> **DATASET**
★ ★ ★ ★ ★ ★ ★

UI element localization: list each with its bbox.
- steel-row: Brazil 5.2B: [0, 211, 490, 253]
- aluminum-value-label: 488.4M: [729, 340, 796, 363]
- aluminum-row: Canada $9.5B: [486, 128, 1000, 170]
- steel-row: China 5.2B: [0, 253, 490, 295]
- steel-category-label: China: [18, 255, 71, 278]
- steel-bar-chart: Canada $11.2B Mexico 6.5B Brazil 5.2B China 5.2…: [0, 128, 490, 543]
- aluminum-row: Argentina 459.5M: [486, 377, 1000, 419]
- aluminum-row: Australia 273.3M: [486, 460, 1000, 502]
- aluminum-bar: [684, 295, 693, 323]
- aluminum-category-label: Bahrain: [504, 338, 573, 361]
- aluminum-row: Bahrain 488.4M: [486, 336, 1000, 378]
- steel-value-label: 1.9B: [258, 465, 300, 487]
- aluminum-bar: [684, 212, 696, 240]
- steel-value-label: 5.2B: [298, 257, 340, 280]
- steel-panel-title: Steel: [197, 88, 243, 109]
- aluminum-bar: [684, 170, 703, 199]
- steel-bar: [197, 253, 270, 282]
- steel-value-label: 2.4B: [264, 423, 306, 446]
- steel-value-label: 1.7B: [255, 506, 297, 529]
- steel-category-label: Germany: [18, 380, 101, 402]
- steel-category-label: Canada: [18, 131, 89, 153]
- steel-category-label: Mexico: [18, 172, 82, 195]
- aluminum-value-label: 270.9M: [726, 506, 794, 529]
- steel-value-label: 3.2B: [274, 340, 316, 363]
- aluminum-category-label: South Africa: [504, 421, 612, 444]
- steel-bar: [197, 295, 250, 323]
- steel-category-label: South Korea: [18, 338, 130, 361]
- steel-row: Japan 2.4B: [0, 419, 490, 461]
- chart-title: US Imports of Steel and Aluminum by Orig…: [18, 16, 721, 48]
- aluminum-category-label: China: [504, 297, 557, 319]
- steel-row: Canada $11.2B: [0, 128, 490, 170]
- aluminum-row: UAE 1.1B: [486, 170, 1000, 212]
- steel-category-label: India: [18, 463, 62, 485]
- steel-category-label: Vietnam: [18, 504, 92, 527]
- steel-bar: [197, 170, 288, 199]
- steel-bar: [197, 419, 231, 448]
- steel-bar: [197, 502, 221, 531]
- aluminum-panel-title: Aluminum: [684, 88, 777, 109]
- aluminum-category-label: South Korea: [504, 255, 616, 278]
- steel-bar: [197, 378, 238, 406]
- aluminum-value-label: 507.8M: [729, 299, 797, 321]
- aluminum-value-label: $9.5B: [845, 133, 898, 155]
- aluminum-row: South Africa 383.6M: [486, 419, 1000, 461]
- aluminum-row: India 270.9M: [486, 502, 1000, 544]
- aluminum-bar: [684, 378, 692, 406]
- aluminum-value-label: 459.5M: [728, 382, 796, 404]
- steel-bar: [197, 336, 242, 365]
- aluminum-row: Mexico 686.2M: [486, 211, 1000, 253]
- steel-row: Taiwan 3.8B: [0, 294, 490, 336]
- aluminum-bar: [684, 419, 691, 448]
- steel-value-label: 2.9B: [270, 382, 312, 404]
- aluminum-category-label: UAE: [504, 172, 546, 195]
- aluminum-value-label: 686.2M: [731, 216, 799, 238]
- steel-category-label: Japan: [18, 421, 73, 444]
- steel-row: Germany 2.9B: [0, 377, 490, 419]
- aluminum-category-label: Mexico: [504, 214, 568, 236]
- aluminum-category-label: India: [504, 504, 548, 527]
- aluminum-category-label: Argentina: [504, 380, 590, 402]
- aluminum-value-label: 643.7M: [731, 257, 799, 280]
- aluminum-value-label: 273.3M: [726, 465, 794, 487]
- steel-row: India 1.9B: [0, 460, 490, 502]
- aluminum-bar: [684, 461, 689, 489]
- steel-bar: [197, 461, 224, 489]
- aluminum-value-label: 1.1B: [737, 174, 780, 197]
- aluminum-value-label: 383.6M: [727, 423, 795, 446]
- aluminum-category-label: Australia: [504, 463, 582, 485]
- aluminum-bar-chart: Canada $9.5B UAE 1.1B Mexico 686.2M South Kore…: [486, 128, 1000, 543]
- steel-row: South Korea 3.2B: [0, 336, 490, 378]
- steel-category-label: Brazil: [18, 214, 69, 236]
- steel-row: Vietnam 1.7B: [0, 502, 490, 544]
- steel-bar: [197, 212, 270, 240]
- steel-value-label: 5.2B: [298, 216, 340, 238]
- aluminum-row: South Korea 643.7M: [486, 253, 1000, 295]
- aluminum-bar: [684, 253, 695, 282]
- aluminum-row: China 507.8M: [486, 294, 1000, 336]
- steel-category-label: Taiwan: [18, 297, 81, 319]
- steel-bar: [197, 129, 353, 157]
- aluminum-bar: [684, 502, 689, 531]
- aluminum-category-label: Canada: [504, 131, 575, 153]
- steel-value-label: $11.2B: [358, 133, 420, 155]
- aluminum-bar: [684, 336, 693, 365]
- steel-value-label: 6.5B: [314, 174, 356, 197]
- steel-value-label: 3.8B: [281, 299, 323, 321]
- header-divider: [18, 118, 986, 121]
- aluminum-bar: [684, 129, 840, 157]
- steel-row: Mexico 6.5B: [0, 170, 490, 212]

★ ★ ★ ★ ★ ★ ★

> **WHAT NEEDS TO BE DONE**
Could you print all of the lines above again, character for character, leaving nothing out and changing nothing?

> **TASK OUTPUT**
UI element localization: list each with its bbox.
- steel-row: Brazil 5.2B: [0, 211, 490, 253]
- aluminum-value-label: 488.4M: [729, 340, 796, 363]
- aluminum-row: Canada $9.5B: [486, 128, 1000, 170]
- steel-row: China 5.2B: [0, 253, 490, 295]
- steel-category-label: China: [18, 255, 71, 278]
- steel-bar-chart: Canada $11.2B Mexico 6.5B Brazil 5.2B China 5.2…: [0, 128, 490, 543]
- aluminum-row: Argentina 459.5M: [486, 377, 1000, 419]
- aluminum-row: Australia 273.3M: [486, 460, 1000, 502]
- aluminum-bar: [684, 295, 693, 323]
- aluminum-category-label: Bahrain: [504, 338, 573, 361]
- aluminum-row: Bahrain 488.4M: [486, 336, 1000, 378]
- steel-value-label: 1.9B: [258, 465, 300, 487]
- aluminum-bar: [684, 212, 696, 240]
- steel-value-label: 5.2B: [298, 257, 340, 280]
- steel-panel-title: Steel: [197, 88, 243, 109]
- aluminum-bar: [684, 170, 703, 199]
- steel-bar: [197, 253, 270, 282]
- steel-value-label: 2.4B: [264, 423, 306, 446]
- steel-value-label: 1.7B: [255, 506, 297, 529]
- steel-category-label: Germany: [18, 380, 101, 402]
- steel-category-label: Canada: [18, 131, 89, 153]
- steel-category-label: Mexico: [18, 172, 82, 195]
- aluminum-value-label: 270.9M: [726, 506, 794, 529]
- steel-value-label: 3.2B: [274, 340, 316, 363]
- aluminum-category-label: South Africa: [504, 421, 612, 444]
- steel-bar: [197, 295, 250, 323]
- steel-category-label: South Korea: [18, 338, 130, 361]
- steel-row: Japan 2.4B: [0, 419, 490, 461]
- chart-title: US Imports of Steel and Aluminum by Orig…: [18, 16, 721, 48]
- aluminum-category-label: China: [504, 297, 557, 319]
- steel-row: Canada $11.2B: [0, 128, 490, 170]
- aluminum-row: UAE 1.1B: [486, 170, 1000, 212]
- steel-category-label: India: [18, 463, 62, 485]
- steel-category-label: Vietnam: [18, 504, 92, 527]
- steel-bar: [197, 170, 288, 199]
- steel-bar: [197, 419, 231, 448]
- steel-bar: [197, 502, 221, 531]
- aluminum-panel-title: Aluminum: [684, 88, 777, 109]
- aluminum-category-label: South Korea: [504, 255, 616, 278]
- steel-bar: [197, 378, 238, 406]
- aluminum-value-label: 507.8M: [729, 299, 797, 321]
- aluminum-value-label: $9.5B: [845, 133, 898, 155]
- aluminum-row: South Africa 383.6M: [486, 419, 1000, 461]
- aluminum-row: India 270.9M: [486, 502, 1000, 544]
- aluminum-bar: [684, 378, 692, 406]
- aluminum-value-label: 459.5M: [728, 382, 796, 404]
- steel-bar: [197, 336, 242, 365]
- aluminum-row: Mexico 686.2M: [486, 211, 1000, 253]
- steel-row: Taiwan 3.8B: [0, 294, 490, 336]
- aluminum-bar: [684, 419, 691, 448]
- steel-value-label: 2.9B: [270, 382, 312, 404]
- aluminum-category-label: UAE: [504, 172, 546, 195]
- aluminum-value-label: 686.2M: [731, 216, 799, 238]
- steel-category-label: Japan: [18, 421, 73, 444]
- steel-row: Germany 2.9B: [0, 377, 490, 419]
- aluminum-category-label: Mexico: [504, 214, 568, 236]
- aluminum-category-label: India: [504, 504, 548, 527]
- aluminum-category-label: Argentina: [504, 380, 590, 402]
- aluminum-value-label: 643.7M: [731, 257, 799, 280]
- aluminum-value-label: 273.3M: [726, 465, 794, 487]
- steel-row: India 1.9B: [0, 460, 490, 502]
- aluminum-bar: [684, 461, 689, 489]
- steel-bar: [197, 461, 224, 489]
- aluminum-value-label: 1.1B: [737, 174, 780, 197]
- aluminum-value-label: 383.6M: [727, 423, 795, 446]
- aluminum-category-label: Australia: [504, 463, 582, 485]
- aluminum-bar-chart: Canada $9.5B UAE 1.1B Mexico 686.2M South Kore…: [486, 128, 1000, 543]
- steel-row: South Korea 3.2B: [0, 336, 490, 378]
- steel-category-label: Brazil: [18, 214, 69, 236]
- steel-row: Vietnam 1.7B: [0, 502, 490, 544]
- steel-bar: [197, 212, 270, 240]
- steel-value-label: 5.2B: [298, 216, 340, 238]
- aluminum-row: South Korea 643.7M: [486, 253, 1000, 295]
- aluminum-bar: [684, 253, 695, 282]
- aluminum-row: China 507.8M: [486, 294, 1000, 336]
- steel-category-label: Taiwan: [18, 297, 81, 319]
- steel-bar: [197, 129, 353, 157]
- aluminum-bar: [684, 502, 689, 531]
- aluminum-category-label: Canada: [504, 131, 575, 153]
- steel-value-label: $11.2B: [358, 133, 420, 155]
- aluminum-bar: [684, 336, 693, 365]
- steel-value-label: 6.5B: [314, 174, 356, 197]
- steel-value-label: 3.8B: [281, 299, 323, 321]
- header-divider: [18, 118, 986, 121]
- aluminum-bar: [684, 129, 840, 157]
- steel-row: Mexico 6.5B: [0, 170, 490, 212]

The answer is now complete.